▶ Dataset entries:
▶
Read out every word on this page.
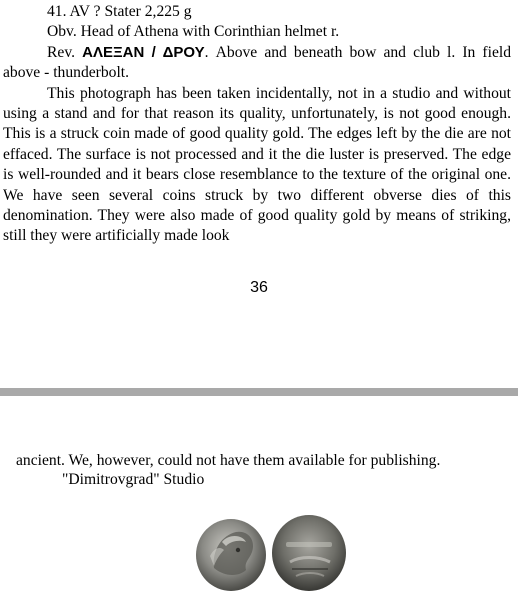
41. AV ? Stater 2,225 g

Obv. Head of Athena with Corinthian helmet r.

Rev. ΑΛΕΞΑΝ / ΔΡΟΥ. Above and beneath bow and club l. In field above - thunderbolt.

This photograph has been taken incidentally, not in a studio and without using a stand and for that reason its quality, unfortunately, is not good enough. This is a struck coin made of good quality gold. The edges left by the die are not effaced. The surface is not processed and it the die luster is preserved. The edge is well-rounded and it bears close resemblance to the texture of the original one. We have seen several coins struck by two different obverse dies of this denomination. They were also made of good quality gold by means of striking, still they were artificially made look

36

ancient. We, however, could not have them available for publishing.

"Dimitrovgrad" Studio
◀
▶
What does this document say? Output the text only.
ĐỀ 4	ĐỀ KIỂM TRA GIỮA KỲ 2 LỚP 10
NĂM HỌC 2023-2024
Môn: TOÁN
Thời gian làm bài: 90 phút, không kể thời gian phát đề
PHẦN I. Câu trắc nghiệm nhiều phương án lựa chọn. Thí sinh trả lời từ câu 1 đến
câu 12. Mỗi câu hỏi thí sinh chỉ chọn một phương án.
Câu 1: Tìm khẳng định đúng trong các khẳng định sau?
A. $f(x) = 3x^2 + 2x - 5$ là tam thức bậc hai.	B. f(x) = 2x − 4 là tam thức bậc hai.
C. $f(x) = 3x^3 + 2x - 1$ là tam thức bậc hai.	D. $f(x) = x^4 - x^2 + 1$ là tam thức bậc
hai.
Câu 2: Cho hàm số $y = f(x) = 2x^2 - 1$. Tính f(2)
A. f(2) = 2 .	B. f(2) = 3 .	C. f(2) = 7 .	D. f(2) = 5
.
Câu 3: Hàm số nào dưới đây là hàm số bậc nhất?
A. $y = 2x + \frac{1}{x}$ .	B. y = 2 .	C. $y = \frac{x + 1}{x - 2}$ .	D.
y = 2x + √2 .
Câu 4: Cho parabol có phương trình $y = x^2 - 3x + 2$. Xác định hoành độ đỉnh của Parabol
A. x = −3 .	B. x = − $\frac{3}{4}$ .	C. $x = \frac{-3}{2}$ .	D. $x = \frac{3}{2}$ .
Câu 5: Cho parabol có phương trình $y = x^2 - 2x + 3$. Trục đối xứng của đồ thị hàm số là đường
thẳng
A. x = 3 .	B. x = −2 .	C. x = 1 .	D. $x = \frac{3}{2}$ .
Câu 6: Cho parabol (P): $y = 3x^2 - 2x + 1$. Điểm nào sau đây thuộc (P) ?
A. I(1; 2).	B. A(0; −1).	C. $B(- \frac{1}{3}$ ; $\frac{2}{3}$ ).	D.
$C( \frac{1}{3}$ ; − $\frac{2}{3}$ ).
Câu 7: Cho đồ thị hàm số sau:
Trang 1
◀
▶ Exercise prompt:
Find the word "phương" and list each line it appears in.

▶ Exercise output:
PHẦN I. Câu trắc nghiệm nhiều phương án lựa chọn. Thí sinh trả lời từ câu 1 đến
câu 12. Mỗi câu hỏi thí sinh chỉ chọn một phương án.
Câu 4: Cho parabol có phương trình $y = x^2 - 3x + 2$. Xác định hoành độ đỉnh của Parabol
Câu 5: Cho parabol có phương trình $y = x^2 - 2x + 3$. Trục đối xứng của đồ thị hàm số là đường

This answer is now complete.